* Start Material *

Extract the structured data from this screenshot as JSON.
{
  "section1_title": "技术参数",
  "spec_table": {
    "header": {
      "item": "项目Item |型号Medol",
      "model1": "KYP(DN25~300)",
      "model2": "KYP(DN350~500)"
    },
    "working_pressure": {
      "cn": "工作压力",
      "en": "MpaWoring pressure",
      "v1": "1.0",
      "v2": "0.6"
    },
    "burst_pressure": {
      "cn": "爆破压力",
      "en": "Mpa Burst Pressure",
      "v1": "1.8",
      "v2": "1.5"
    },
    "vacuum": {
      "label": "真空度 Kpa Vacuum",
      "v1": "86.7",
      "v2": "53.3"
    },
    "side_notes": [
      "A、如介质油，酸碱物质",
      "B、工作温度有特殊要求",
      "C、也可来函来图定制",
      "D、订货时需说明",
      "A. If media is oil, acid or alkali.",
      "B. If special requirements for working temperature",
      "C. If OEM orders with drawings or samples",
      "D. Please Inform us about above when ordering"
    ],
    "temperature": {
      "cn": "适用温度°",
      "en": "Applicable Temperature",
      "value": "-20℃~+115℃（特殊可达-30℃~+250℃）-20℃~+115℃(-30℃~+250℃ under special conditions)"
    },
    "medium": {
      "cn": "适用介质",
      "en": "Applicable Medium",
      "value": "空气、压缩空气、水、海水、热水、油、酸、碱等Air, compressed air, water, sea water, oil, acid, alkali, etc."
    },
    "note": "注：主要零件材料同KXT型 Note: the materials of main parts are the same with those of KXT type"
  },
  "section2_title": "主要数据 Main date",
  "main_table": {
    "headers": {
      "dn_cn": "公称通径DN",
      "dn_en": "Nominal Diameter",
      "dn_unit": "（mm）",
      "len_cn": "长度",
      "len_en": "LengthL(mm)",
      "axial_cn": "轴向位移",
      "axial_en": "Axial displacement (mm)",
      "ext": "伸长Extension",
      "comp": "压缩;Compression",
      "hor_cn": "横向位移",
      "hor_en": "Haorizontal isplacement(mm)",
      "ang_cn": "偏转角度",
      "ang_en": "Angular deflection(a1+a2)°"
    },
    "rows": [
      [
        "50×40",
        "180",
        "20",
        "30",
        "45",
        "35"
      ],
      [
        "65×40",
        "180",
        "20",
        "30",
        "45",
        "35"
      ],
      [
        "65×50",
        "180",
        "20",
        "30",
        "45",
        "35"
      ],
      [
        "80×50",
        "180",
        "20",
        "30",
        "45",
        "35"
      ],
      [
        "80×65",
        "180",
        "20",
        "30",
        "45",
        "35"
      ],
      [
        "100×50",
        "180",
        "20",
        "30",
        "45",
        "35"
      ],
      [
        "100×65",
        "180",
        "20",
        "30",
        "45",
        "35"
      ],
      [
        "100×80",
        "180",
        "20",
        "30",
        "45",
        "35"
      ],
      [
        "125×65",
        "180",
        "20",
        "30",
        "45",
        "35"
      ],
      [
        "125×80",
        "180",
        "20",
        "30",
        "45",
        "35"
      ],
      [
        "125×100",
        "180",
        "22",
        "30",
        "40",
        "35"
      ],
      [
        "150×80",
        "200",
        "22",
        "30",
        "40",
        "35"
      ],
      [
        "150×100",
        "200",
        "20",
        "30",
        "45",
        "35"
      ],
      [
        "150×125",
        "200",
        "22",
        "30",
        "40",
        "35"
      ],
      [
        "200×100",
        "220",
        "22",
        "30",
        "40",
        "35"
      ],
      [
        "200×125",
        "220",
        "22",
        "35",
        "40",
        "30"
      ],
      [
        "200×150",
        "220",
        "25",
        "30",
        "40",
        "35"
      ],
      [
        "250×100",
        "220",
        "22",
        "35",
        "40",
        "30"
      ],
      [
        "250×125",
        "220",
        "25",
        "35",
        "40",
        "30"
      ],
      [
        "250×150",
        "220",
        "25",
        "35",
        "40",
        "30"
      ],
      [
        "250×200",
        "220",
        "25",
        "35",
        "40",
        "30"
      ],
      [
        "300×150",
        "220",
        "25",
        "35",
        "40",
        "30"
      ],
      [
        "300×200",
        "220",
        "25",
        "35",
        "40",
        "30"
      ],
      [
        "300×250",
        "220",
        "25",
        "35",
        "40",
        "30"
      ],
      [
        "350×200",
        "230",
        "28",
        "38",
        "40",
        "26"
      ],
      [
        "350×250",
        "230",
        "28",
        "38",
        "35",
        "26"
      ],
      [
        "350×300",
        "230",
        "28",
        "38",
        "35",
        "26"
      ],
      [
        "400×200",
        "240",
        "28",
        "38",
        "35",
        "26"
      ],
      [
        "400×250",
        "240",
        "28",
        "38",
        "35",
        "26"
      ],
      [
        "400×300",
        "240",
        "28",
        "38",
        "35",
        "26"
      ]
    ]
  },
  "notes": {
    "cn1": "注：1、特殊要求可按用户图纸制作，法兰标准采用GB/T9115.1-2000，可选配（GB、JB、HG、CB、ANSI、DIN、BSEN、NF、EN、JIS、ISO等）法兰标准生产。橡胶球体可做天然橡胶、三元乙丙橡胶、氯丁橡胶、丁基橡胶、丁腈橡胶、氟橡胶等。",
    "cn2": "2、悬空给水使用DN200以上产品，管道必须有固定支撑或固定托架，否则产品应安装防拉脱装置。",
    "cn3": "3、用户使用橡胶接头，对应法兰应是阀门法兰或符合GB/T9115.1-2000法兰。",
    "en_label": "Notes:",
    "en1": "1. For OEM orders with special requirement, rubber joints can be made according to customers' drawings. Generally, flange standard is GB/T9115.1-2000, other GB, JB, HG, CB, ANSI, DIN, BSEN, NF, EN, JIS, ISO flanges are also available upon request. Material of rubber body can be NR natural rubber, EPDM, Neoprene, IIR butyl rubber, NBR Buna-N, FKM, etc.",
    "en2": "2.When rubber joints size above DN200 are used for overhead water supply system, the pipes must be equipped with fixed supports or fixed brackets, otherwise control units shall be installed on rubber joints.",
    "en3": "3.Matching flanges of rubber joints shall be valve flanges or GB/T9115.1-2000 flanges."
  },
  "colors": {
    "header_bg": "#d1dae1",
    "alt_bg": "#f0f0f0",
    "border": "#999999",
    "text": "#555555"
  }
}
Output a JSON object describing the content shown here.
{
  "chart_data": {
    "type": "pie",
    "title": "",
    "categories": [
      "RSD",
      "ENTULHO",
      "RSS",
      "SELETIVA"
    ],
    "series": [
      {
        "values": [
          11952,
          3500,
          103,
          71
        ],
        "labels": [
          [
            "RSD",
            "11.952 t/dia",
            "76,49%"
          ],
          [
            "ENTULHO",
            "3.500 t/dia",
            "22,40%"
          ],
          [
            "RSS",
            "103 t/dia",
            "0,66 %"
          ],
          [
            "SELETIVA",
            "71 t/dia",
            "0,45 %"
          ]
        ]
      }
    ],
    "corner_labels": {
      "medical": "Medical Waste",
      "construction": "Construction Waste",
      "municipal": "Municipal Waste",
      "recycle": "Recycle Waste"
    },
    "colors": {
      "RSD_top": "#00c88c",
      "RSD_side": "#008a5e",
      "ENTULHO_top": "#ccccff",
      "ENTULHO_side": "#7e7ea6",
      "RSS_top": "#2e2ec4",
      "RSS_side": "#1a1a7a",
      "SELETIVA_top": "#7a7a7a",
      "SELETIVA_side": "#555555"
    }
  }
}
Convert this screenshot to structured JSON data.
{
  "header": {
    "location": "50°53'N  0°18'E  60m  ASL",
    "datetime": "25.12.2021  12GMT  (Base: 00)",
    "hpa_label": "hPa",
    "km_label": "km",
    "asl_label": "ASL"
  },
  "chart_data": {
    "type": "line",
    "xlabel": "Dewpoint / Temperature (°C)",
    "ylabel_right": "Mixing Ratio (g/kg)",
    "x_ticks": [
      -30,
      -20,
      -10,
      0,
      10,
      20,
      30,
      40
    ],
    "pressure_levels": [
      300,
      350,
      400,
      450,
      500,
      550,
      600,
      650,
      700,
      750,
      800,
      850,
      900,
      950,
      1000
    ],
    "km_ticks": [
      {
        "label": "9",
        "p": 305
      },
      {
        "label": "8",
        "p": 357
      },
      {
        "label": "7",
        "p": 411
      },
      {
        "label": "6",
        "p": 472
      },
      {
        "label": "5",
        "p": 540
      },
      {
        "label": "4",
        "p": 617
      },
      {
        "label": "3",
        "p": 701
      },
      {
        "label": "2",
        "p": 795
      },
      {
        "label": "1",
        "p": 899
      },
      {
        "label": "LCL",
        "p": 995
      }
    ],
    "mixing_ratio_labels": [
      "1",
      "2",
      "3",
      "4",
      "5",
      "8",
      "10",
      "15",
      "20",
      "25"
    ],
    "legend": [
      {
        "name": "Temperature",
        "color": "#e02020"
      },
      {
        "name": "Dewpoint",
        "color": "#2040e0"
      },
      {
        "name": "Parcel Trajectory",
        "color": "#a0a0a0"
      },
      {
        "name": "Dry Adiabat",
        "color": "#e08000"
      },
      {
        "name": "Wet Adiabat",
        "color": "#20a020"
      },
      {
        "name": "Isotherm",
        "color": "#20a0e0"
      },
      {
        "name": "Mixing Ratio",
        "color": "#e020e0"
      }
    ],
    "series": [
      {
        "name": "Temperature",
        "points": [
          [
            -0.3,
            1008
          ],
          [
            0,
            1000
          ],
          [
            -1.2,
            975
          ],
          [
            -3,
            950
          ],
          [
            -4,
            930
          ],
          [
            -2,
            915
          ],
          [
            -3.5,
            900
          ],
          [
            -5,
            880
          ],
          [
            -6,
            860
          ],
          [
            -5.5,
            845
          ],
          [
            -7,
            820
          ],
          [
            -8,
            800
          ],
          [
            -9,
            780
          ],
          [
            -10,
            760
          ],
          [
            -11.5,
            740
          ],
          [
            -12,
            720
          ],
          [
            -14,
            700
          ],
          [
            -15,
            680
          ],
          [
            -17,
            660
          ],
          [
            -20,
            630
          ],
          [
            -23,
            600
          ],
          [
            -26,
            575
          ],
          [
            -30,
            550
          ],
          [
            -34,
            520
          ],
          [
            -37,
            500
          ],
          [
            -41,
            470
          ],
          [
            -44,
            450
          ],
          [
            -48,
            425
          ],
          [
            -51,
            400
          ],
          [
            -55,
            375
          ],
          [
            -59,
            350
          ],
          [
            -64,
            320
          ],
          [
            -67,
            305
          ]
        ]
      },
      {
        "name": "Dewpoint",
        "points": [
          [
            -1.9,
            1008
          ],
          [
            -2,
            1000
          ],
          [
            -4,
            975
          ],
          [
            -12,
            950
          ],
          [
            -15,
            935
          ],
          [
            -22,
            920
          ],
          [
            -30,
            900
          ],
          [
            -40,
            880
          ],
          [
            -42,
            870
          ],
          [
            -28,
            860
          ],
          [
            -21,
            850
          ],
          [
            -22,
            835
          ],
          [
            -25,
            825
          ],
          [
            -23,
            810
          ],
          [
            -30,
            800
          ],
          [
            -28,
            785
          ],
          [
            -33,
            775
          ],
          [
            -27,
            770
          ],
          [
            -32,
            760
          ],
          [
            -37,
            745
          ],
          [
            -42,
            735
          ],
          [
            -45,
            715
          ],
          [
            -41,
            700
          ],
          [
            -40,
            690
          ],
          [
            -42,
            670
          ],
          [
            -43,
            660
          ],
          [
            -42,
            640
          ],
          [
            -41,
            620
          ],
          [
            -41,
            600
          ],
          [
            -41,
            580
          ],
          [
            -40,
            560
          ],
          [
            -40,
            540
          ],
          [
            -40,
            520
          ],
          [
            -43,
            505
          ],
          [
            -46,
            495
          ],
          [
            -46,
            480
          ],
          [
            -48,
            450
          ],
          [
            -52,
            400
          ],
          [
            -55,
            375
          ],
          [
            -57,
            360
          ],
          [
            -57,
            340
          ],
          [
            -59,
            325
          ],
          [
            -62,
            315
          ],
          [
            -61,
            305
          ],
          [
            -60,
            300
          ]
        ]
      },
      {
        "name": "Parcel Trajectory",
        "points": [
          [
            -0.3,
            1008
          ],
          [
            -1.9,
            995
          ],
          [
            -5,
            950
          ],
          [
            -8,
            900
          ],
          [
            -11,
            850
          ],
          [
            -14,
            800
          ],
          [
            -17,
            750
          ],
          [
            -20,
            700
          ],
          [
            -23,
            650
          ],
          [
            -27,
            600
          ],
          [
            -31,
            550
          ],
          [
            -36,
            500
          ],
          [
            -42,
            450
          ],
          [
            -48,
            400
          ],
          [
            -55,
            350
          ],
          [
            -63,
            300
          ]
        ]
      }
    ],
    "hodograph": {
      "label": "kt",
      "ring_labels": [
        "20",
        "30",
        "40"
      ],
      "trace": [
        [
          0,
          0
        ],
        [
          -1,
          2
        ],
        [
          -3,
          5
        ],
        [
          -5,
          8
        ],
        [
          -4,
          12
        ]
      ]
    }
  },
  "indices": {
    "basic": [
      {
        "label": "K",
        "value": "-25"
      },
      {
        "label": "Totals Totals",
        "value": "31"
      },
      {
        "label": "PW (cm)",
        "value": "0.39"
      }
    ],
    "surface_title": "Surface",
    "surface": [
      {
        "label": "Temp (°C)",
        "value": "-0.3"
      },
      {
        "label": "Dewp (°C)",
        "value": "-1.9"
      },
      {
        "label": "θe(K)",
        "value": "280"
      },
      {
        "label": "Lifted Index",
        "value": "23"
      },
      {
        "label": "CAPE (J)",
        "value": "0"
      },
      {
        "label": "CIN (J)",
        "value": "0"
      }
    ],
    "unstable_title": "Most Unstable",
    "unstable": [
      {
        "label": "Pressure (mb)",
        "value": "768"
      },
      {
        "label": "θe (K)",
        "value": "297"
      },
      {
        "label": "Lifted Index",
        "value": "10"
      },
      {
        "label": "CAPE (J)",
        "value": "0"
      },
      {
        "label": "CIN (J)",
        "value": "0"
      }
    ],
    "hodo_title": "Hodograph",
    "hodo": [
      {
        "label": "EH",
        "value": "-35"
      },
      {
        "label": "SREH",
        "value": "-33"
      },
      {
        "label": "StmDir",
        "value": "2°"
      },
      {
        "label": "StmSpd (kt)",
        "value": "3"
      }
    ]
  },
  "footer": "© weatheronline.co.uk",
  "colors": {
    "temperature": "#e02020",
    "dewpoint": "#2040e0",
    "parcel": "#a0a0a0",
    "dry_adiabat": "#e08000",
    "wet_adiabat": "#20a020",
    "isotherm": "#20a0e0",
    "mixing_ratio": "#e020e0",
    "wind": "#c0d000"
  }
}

* End Material *

* Task to complete
Read the entries and pick out all lines that include the word "alkali".

* Solution to this problem
      "A. If media is oil, acid or alkali.",
      "value": "空气、压缩空气、水、海水、热水、油、酸、碱等Air, compressed air, water, sea water, oil, acid, alkali, etc."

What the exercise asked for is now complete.